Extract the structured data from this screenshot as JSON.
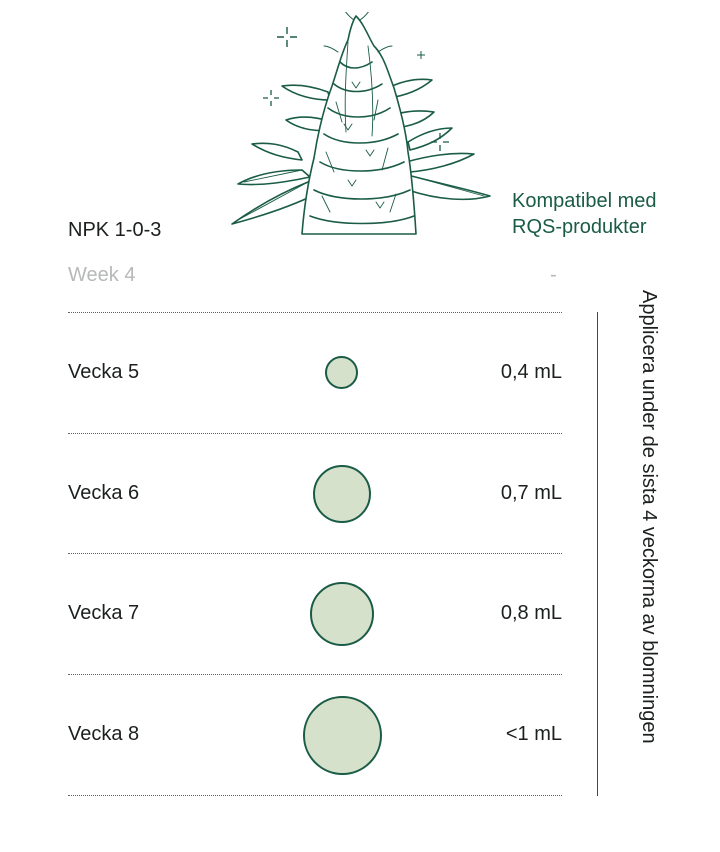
{
  "header": {
    "npk": "NPK 1-0-3",
    "compat_line1": "Kompatibel med",
    "compat_line2": "RQS-produkter",
    "illustration": "cannabis-plant-illustration"
  },
  "inactive_row": {
    "label": "Week 4",
    "dose": "-"
  },
  "schedule": [
    {
      "label": "Vecka 5",
      "dose": "0,4 mL"
    },
    {
      "label": "Vecka 6",
      "dose": "0,7 mL"
    },
    {
      "label": "Vecka 7",
      "dose": "0,8 mL"
    },
    {
      "label": "Vecka 8",
      "dose": "<1 mL"
    }
  ],
  "side_note": "Applicera under de sista 4 veckorna av blomningen",
  "colors": {
    "accent": "#1a5c46",
    "dot_fill": "#d6e1cc",
    "muted": "#b6b9b7"
  }
}
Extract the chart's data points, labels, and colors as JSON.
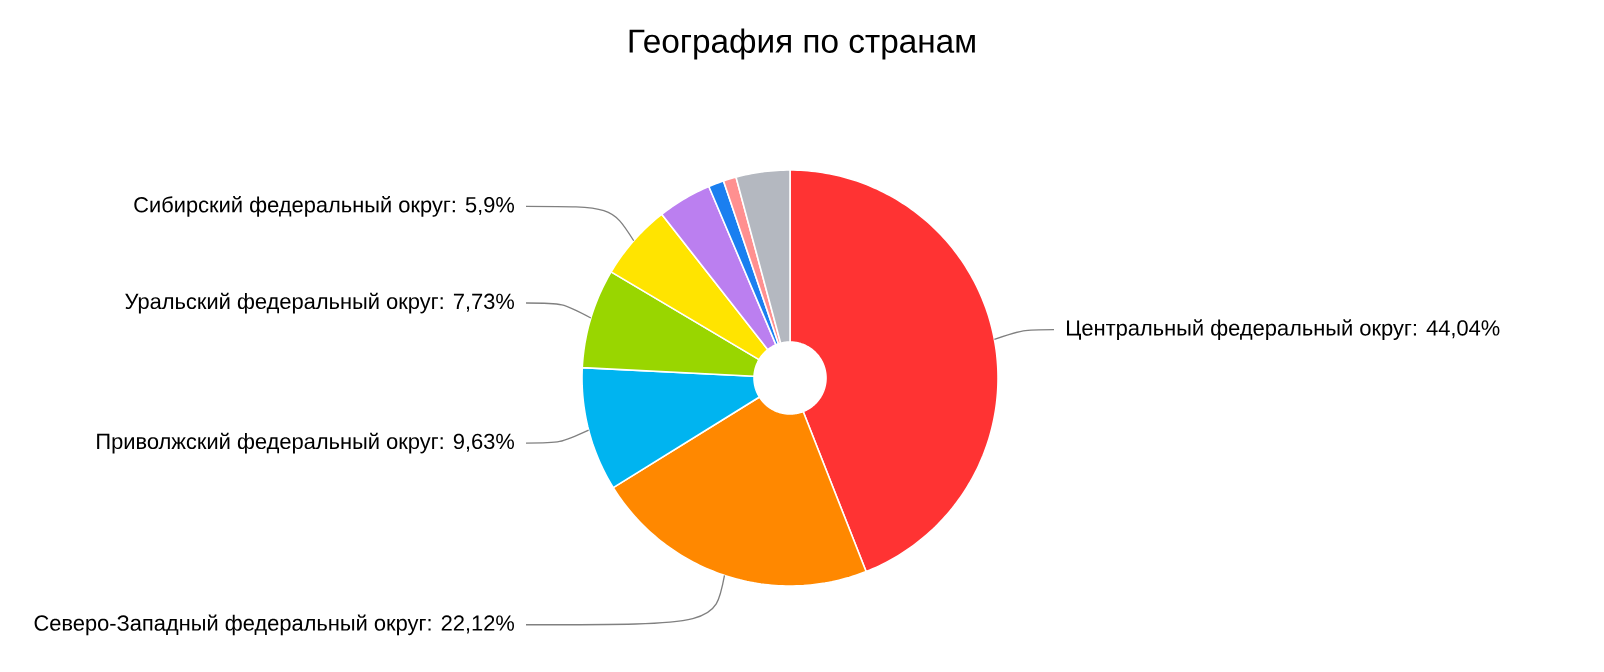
{
  "chart_data": {
    "type": "donut",
    "title": "География по странам",
    "categories": [
      "Центральный федеральный округ",
      "Северо-Западный федеральный округ",
      "Приволжский федеральный округ",
      "Уральский федеральный округ",
      "Сибирский федеральный округ",
      null,
      null,
      null,
      null
    ],
    "values": [
      44.04,
      22.12,
      9.63,
      7.73,
      5.9,
      4.2,
      1.2,
      1.0,
      4.18
    ],
    "value_labels": [
      ": 44,04%",
      ": 22,12%",
      ": 9,63%",
      ": 7,73%",
      ": 5,9%",
      null,
      null,
      null,
      null
    ],
    "colors": [
      "#ff3333",
      "#ff8800",
      "#00b4f0",
      "#99d600",
      "#ffe400",
      "#bb7ff0",
      "#1a7ff0",
      "#ff9090",
      "#b4b8c0"
    ]
  }
}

■ ■ ■ ■

▶ What you need to do: Each line in the listing above that contains "Extract" should be copied.

▶ Exercise solution:
Extract the structured data from this screenshot as JSON.
Extract the chart's data points, labels, and colors as JSON.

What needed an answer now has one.